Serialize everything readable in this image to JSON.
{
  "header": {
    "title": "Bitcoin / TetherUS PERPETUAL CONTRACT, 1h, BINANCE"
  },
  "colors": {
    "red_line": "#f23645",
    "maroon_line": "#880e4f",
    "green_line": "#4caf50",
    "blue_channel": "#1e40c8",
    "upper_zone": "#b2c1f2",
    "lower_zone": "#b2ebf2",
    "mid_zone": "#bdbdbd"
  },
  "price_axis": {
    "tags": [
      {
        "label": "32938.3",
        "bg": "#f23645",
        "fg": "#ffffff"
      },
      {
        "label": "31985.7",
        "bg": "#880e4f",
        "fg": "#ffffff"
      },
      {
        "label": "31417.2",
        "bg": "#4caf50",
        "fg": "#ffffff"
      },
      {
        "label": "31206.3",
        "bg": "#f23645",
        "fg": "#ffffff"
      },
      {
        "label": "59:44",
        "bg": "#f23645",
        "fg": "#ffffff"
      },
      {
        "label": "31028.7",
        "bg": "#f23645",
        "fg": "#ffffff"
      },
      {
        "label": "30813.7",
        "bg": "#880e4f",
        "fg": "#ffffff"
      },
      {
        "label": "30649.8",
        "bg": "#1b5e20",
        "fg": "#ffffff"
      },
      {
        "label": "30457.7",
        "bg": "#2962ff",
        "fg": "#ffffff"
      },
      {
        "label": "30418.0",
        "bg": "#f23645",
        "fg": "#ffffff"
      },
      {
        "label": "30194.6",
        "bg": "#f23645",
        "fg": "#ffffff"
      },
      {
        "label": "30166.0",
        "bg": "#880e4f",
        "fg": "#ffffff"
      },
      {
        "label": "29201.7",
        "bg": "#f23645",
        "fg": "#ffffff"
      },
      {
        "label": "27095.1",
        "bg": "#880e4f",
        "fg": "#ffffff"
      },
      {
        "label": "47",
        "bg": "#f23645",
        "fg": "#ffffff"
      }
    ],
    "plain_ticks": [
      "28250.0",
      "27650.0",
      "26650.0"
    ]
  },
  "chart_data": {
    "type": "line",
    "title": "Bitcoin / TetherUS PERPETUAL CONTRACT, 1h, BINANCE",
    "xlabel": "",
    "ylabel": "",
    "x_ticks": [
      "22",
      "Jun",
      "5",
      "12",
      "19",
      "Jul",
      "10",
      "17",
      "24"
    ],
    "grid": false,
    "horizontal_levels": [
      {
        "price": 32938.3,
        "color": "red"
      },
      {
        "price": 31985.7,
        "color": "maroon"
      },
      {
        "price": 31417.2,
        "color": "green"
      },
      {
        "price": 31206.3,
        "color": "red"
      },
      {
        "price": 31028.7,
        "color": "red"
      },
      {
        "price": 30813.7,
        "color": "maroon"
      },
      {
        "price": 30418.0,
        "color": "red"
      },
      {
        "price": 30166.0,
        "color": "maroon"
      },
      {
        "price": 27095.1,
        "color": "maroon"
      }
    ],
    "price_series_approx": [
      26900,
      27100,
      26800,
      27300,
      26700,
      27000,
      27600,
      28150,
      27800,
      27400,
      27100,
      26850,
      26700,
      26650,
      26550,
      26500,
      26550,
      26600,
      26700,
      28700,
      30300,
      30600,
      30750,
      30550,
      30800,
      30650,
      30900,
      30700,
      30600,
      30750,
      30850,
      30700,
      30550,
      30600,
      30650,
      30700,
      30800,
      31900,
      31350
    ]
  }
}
--- --- ---
### Exercise instructions
Please reproduce each record precisely as written.

### Exercise output
Serialize everything readable in this image to JSON.
{
  "header": {
    "title": "Bitcoin / TetherUS PERPETUAL CONTRACT, 1h, BINANCE"
  },
  "colors": {
    "red_line": "#f23645",
    "maroon_line": "#880e4f",
    "green_line": "#4caf50",
    "blue_channel": "#1e40c8",
    "upper_zone": "#b2c1f2",
    "lower_zone": "#b2ebf2",
    "mid_zone": "#bdbdbd"
  },
  "price_axis": {
    "tags": [
      {
        "label": "32938.3",
        "bg": "#f23645",
        "fg": "#ffffff"
      },
      {
        "label": "31985.7",
        "bg": "#880e4f",
        "fg": "#ffffff"
      },
      {
        "label": "31417.2",
        "bg": "#4caf50",
        "fg": "#ffffff"
      },
      {
        "label": "31206.3",
        "bg": "#f23645",
        "fg": "#ffffff"
      },
      {
        "label": "59:44",
        "bg": "#f23645",
        "fg": "#ffffff"
      },
      {
        "label": "31028.7",
        "bg": "#f23645",
        "fg": "#ffffff"
      },
      {
        "label": "30813.7",
        "bg": "#880e4f",
        "fg": "#ffffff"
      },
      {
        "label": "30649.8",
        "bg": "#1b5e20",
        "fg": "#ffffff"
      },
      {
        "label": "30457.7",
        "bg": "#2962ff",
        "fg": "#ffffff"
      },
      {
        "label": "30418.0",
        "bg": "#f23645",
        "fg": "#ffffff"
      },
      {
        "label": "30194.6",
        "bg": "#f23645",
        "fg": "#ffffff"
      },
      {
        "label": "30166.0",
        "bg": "#880e4f",
        "fg": "#ffffff"
      },
      {
        "label": "29201.7",
        "bg": "#f23645",
        "fg": "#ffffff"
      },
      {
        "label": "27095.1",
        "bg": "#880e4f",
        "fg": "#ffffff"
      },
      {
        "label": "47",
        "bg": "#f23645",
        "fg": "#ffffff"
      }
    ],
    "plain_ticks": [
      "28250.0",
      "27650.0",
      "26650.0"
    ]
  },
  "chart_data": {
    "type": "line",
    "title": "Bitcoin / TetherUS PERPETUAL CONTRACT, 1h, BINANCE",
    "xlabel": "",
    "ylabel": "",
    "x_ticks": [
      "22",
      "Jun",
      "5",
      "12",
      "19",
      "Jul",
      "10",
      "17",
      "24"
    ],
    "grid": false,
    "horizontal_levels": [
      {
        "price": 32938.3,
        "color": "red"
      },
      {
        "price": 31985.7,
        "color": "maroon"
      },
      {
        "price": 31417.2,
        "color": "green"
      },
      {
        "price": 31206.3,
        "color": "red"
      },
      {
        "price": 31028.7,
        "color": "red"
      },
      {
        "price": 30813.7,
        "color": "maroon"
      },
      {
        "price": 30418.0,
        "color": "red"
      },
      {
        "price": 30166.0,
        "color": "maroon"
      },
      {
        "price": 27095.1,
        "color": "maroon"
      }
    ],
    "price_series_approx": [
      26900,
      27100,
      26800,
      27300,
      26700,
      27000,
      27600,
      28150,
      27800,
      27400,
      27100,
      26850,
      26700,
      26650,
      26550,
      26500,
      26550,
      26600,
      26700,
      28700,
      30300,
      30600,
      30750,
      30550,
      30800,
      30650,
      30900,
      30700,
      30600,
      30750,
      30850,
      30700,
      30550,
      30600,
      30650,
      30700,
      30800,
      31900,
      31350
    ]
  }
}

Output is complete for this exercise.